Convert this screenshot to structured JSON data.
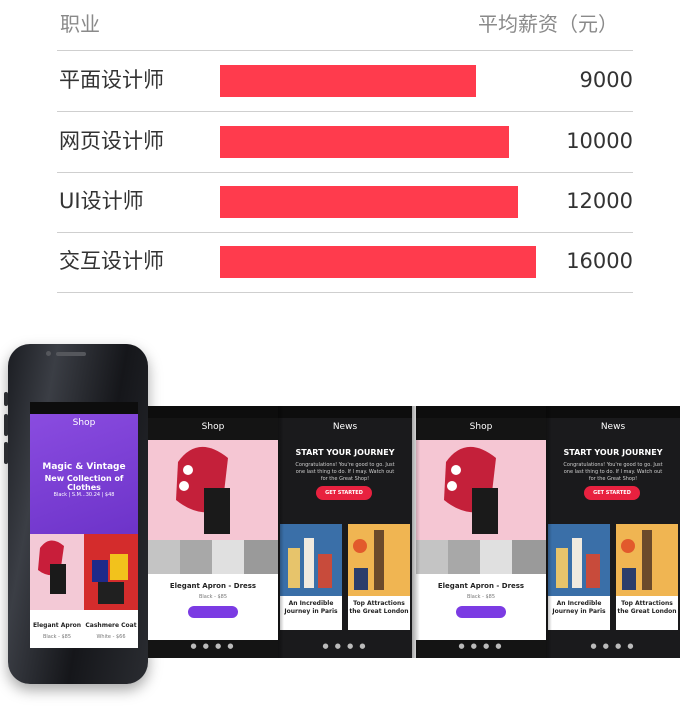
{
  "header": {
    "role_label": "职业",
    "salary_label": "平均薪资（元）"
  },
  "chart_data": {
    "type": "bar",
    "categories": [
      "平面设计师",
      "网页设计师",
      "UI设计师",
      "交互设计师"
    ],
    "values": [
      9000,
      10000,
      12000,
      16000
    ],
    "value_labels": [
      "9000",
      "10000",
      "12000",
      "16000"
    ],
    "bar_color": "#ff3b4d",
    "xlabel": "职业",
    "ylabel": "平均薪资（元）"
  },
  "mockup": {
    "shop_title": "Shop",
    "news_title": "News",
    "hero_heading_line1": "Magic & Vintage",
    "hero_heading_line2": "New Collection of Clothes",
    "hero_sub": "Black | S.M...30.24 | $48",
    "product1_name": "Elegant Apron",
    "product1_price": "Black - $85",
    "product2_name": "Cashmere Coat",
    "product2_price": "White - $66",
    "product_dress_name": "Elegant Apron - Dress",
    "product_dress_price": "Black - $85",
    "journey_title": "START YOUR JOURNEY",
    "journey_body": "Congratulations! You're good to go. Just one last thing to do. If I may. Watch out for the Great Shop!",
    "get_started": "GET STARTED",
    "card1_title_line1": "An Incredible",
    "card1_title_line2": "Journey in Paris",
    "card2_title_line1": "Top Attractions",
    "card2_title_line2": "the Great London",
    "colors": {
      "purple": "#7b3be3",
      "red": "#e8213f",
      "dark": "#141414"
    }
  }
}
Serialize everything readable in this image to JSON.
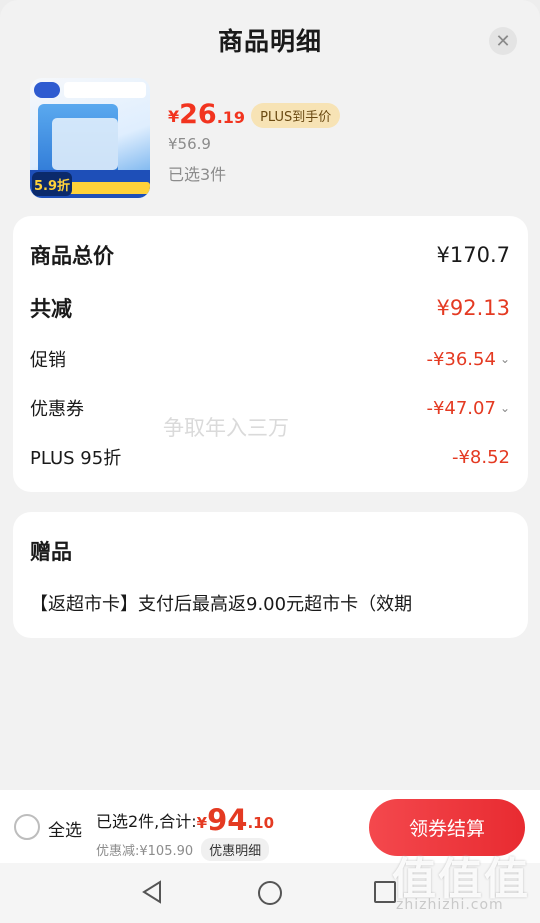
{
  "header": {
    "title": "商品明细"
  },
  "product": {
    "thumb_promo": "5.9折",
    "price_yen": "¥",
    "price_int": "26",
    "price_dec": ".19",
    "plus_badge": "PLUS到手价",
    "orig_price": "¥56.9",
    "selected_count": "已选3件"
  },
  "summary": {
    "rows": [
      {
        "label": "商品总价",
        "value": "¥170.7"
      },
      {
        "label": "共减",
        "value": "¥92.13"
      },
      {
        "label": "促销",
        "value": "-¥36.54"
      },
      {
        "label": "优惠券",
        "value": "-¥47.07"
      },
      {
        "label": "PLUS 95折",
        "value": "-¥8.52"
      }
    ],
    "watermark": "争取年入三万"
  },
  "gift": {
    "title": "赠品",
    "text": "【返超市卡】支付后最高返9.00元超市卡（效期"
  },
  "bottom": {
    "select_all": "全选",
    "sum_label": "已选2件,合计:",
    "sum_yen": "¥",
    "sum_int": "94",
    "sum_dec": ".10",
    "discount_text": "优惠减:¥105.90",
    "detail_chip": "优惠明细",
    "checkout": "领券结算"
  },
  "overlay": {
    "brand": "值值值",
    "site": "zhizhizhi.com"
  },
  "colors": {
    "accent_red": "#e43a22",
    "plus_gold": "#f7e3b5",
    "button_red": "#e82b31"
  }
}
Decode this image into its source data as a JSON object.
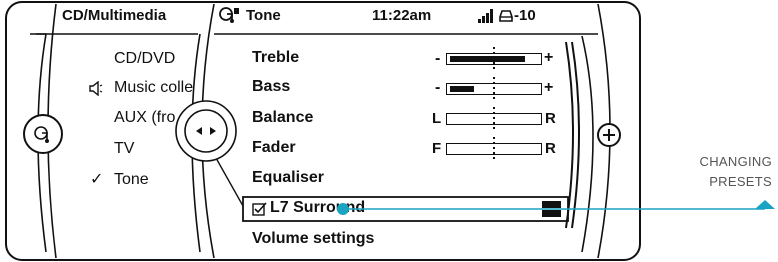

**REQUIRED TASK**: Your task is to reproduce all of the material exactly. The pictures stay out.

**EXERCISE RESULT**:
Convert this screenshot to structured JSON data.
{
  "header": {
    "role_label": "职业",
    "salary_label": "平均薪资（元）"
  },
  "chart_data": {
    "type": "bar",
    "categories": [
      "平面设计师",
      "网页设计师",
      "UI设计师",
      "交互设计师"
    ],
    "values": [
      9000,
      10000,
      12000,
      16000
    ],
    "value_labels": [
      "9000",
      "10000",
      "12000",
      "16000"
    ],
    "bar_color": "#ff3b4d",
    "xlabel": "职业",
    "ylabel": "平均薪资（元）"
  },
  "mockup": {
    "shop_title": "Shop",
    "news_title": "News",
    "hero_heading_line1": "Magic & Vintage",
    "hero_heading_line2": "New Collection of Clothes",
    "hero_sub": "Black | S.M...30.24 | $48",
    "product1_name": "Elegant Apron",
    "product1_price": "Black - $85",
    "product2_name": "Cashmere Coat",
    "product2_price": "White - $66",
    "product_dress_name": "Elegant Apron - Dress",
    "product_dress_price": "Black - $85",
    "journey_title": "START YOUR JOURNEY",
    "journey_body": "Congratulations! You're good to go. Just one last thing to do. If I may. Watch out for the Great Shop!",
    "get_started": "GET STARTED",
    "card1_title_line1": "An Incredible",
    "card1_title_line2": "Journey in Paris",
    "card2_title_line1": "Top Attractions",
    "card2_title_line2": "the Great London",
    "colors": {
      "purple": "#7b3be3",
      "red": "#e8213f",
      "dark": "#141414"
    }
  }
}
Serialize everything readable in this image to JSON.
{
  "header": {
    "title": "商品明细"
  },
  "product": {
    "thumb_promo": "5.9折",
    "price_yen": "¥",
    "price_int": "26",
    "price_dec": ".19",
    "plus_badge": "PLUS到手价",
    "orig_price": "¥56.9",
    "selected_count": "已选3件"
  },
  "summary": {
    "rows": [
      {
        "label": "商品总价",
        "value": "¥170.7"
      },
      {
        "label": "共减",
        "value": "¥92.13"
      },
      {
        "label": "促销",
        "value": "-¥36.54"
      },
      {
        "label": "优惠券",
        "value": "-¥47.07"
      },
      {
        "label": "PLUS 95折",
        "value": "-¥8.52"
      }
    ],
    "watermark": "争取年入三万"
  },
  "gift": {
    "title": "赠品",
    "text": "【返超市卡】支付后最高返9.00元超市卡（效期"
  },
  "bottom": {
    "select_all": "全选",
    "sum_label": "已选2件,合计:",
    "sum_yen": "¥",
    "sum_int": "94",
    "sum_dec": ".10",
    "discount_text": "优惠减:¥105.90",
    "detail_chip": "优惠明细",
    "checkout": "领券结算"
  },
  "overlay": {
    "brand": "值值值",
    "site": "zhizhizhi.com"
  },
  "colors": {
    "accent_red": "#e43a22",
    "plus_gold": "#f7e3b5",
    "button_red": "#e82b31"
  }
}
Decode this image into its source data as a JSON object.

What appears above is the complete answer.